少額から始められる不動産投資。それがREITです。 REITとは、不動産投資信託のことで。投資家から集めた資金を元手に不動産を購入して、家賃収入で得た利益から手数料などを差し引き、残った利益を投資家に分配するという形の金融商品のこと。 自分で物件を購入するとなると、必要な資金も多くなる点を考えると、気軽に始められる不動産投資といえることができます。しかし、気軽に始められるといっても、全く知識がないまま投資をするわけにはいきません。 そこで、今回は少額から始められる不動産投資REITのリスクについて紹介していきたいと思います。

REITの魅力

REITのリスクについて説明する前に、まずはREITの魅力について紹介したいと思います。

REITの魅力は以下のようなものがあります。

  • 少額から不動産投資が始められる
  • 専門家が知識を集めて運用してくれる
  • 面倒な手続きなどが必要ない
  • 証券化されているので、現金化しやすい
  • 自分では購入できないような人気物件にも投資できる

REITには、以上のようなメリットが存在します。少額の資金から始められる点と、不動産投資のプロが運用してくれるという点では、初心者でも始めやすい不動産投資ということができるでしょう。

投資する前に知っておくべきリスクのこと

では、ここからはREITのリスクについて紹介していきたいと思います。

基本的に投資にはリスクがつきものです。それはREITも同じ。REITには、以下のようなリスクが存在します。

  • 上場しているREITの場合、投資法人が倒産すると何も残らない
  • 投資法人が金融機関から多額の資金を借り入れている場合、金利の変動によって分配金が減ることもある
  • 不動産市況の状況によっては、賃料相場などが下がると分配金も下がる可能性がある
  • 地震などの災害が起こった場合には、証券価値が大きく下がる可能性がある

REITには、このようなリスクが存在するのです。これらのリスクを見て、どのように感じたでしょうか?

危険だから辞めておいた方がいいのかもしれない。そのように思った人もいるかもしれません。しかし、投資というのは様々な方法でリスクをコントロールすることができます。

そして、REITの場合には自分で物件を購入して運用するよりも簡単にリスクをコントロールすることができるのです。

次章では、REITのリスクをどのようにコントロールするのか?について紹介していきます。

リスクとどのように向き合うべきなのか?

前章では、REITのリスクについて紹介してきました。先程も紹介しましたが、基本的にリスクがない投資は存在しません。

▸ **問題 1**
次の(a)〜(c)の記述が本文の内容と合っているかを判断し、それぞれ「はい」か「いいえ」で答えたうえで、判断の決め手となる本文の語句をそのまま引用せよ。
(a) REITは証券化されているので、現金化しやすいとされている。
(b) 上場しているREITでは、投資法人が倒産しても資金の一部は必ず戻るとされている。
(c) REITは、自分で物件を購入して運用するよりもリスクのコントロールが難しいとされている。
▸ **問題 2**
本文のうち、「REITには、このようなリス」から「クがない投資は存在しません。」までの部分を、両端の語句も含めて一字も変えずに書き出せ。

▸ **提供資料**
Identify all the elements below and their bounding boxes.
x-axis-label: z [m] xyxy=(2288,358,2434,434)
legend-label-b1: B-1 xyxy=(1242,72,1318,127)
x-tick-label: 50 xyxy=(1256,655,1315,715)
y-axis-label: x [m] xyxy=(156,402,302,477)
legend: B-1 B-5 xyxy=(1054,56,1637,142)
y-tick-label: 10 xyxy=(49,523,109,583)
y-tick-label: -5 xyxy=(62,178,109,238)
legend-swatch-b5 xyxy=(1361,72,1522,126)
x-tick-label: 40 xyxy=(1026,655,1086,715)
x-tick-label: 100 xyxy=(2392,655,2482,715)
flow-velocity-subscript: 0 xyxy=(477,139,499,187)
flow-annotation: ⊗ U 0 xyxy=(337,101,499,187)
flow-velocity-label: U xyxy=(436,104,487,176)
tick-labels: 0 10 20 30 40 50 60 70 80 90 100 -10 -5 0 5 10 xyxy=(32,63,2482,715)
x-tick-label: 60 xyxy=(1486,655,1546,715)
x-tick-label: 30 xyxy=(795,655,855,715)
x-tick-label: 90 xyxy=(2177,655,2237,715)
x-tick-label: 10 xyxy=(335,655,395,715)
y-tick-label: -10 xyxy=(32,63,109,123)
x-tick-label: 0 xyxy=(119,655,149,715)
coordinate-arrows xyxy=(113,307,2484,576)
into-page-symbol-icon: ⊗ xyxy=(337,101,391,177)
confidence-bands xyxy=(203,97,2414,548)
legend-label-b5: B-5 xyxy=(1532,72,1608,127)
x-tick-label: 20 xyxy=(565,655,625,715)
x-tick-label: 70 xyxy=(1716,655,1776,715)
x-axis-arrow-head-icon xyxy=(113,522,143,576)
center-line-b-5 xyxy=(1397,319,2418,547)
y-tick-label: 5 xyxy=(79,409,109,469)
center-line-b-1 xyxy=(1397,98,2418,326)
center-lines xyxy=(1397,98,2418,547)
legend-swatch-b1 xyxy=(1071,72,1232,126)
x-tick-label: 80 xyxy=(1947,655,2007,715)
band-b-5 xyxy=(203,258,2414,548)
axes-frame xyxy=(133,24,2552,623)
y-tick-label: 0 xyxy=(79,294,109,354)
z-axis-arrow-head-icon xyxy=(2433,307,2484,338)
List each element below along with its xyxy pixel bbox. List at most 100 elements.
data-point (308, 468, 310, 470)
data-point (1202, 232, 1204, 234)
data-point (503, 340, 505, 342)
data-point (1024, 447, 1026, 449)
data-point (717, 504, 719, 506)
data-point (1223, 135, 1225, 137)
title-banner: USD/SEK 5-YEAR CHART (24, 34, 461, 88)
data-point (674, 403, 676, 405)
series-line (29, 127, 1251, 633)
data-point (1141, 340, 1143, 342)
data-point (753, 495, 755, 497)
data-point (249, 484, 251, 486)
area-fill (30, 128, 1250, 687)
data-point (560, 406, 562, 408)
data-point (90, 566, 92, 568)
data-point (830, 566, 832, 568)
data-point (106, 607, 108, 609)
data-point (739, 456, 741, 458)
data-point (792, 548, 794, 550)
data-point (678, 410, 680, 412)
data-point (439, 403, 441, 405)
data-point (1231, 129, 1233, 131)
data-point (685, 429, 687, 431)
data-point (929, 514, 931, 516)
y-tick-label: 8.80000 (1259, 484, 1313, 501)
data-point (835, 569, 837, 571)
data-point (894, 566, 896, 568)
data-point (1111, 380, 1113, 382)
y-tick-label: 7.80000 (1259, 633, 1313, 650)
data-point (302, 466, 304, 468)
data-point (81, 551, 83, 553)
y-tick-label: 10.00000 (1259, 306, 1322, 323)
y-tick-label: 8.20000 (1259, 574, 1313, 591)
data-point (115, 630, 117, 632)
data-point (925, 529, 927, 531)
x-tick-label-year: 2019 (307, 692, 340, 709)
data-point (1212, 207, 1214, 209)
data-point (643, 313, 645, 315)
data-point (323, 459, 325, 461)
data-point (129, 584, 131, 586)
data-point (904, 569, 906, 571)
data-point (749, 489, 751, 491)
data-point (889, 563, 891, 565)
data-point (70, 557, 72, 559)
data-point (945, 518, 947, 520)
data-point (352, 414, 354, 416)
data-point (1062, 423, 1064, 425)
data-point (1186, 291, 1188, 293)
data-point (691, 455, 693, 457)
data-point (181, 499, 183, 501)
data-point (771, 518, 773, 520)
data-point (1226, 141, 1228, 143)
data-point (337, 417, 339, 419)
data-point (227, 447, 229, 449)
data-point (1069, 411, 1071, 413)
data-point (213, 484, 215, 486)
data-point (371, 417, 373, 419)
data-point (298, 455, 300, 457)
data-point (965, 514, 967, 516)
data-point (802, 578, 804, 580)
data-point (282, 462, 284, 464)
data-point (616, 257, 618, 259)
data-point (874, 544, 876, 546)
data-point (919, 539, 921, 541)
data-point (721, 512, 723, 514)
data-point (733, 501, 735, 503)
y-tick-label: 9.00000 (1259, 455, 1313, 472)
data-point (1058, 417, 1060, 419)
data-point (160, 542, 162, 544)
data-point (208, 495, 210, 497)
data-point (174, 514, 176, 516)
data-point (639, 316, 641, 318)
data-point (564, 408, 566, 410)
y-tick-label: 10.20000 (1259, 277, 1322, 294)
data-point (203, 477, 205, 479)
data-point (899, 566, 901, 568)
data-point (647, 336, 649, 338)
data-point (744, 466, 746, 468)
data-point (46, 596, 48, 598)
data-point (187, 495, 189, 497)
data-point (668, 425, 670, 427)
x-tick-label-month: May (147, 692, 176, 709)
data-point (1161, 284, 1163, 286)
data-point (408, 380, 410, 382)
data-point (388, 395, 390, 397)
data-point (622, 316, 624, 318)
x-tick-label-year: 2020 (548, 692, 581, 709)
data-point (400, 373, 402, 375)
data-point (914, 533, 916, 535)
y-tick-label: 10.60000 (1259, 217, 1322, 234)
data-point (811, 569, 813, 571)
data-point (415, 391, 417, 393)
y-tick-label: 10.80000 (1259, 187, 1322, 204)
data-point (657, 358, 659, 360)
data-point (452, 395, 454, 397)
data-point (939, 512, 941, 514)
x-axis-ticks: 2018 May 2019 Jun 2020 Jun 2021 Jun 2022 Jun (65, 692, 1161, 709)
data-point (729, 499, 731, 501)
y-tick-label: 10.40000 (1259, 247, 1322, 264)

▸ **解答欄 1**
(a) はい。「証券化されているので、現金化しやすい」
(b) いいえ。「上場しているREITの場合、投資法人が倒産すると何も残らない」
(c) いいえ。「REITの場合には自分で物件を購入して運用するよりも簡単にリスクをコントロールすることができるのです」

▸ **解答欄 2**
REITには、このようなリスクが存在するのです。これらのリスクを見て、どのように感じたでしょうか?

危険だから辞めておいた方がいいのかもしれない。そのように思った人もいるかもしれません。しかし、投資というのは様々な方法でリスクをコントロールすることができます。

そして、REITの場合には自分で物件を購入して運用するよりも簡単にリスクをコントロールすることができるのです。

次章では、REITのリスクをどのようにコントロールするのか?について紹介していきます。

リスクとどのように向き合うべきなのか?

前章では、REITのリスクについて紹介してきました。先程も紹介しましたが、基本的にリスクがない投資は存在しません。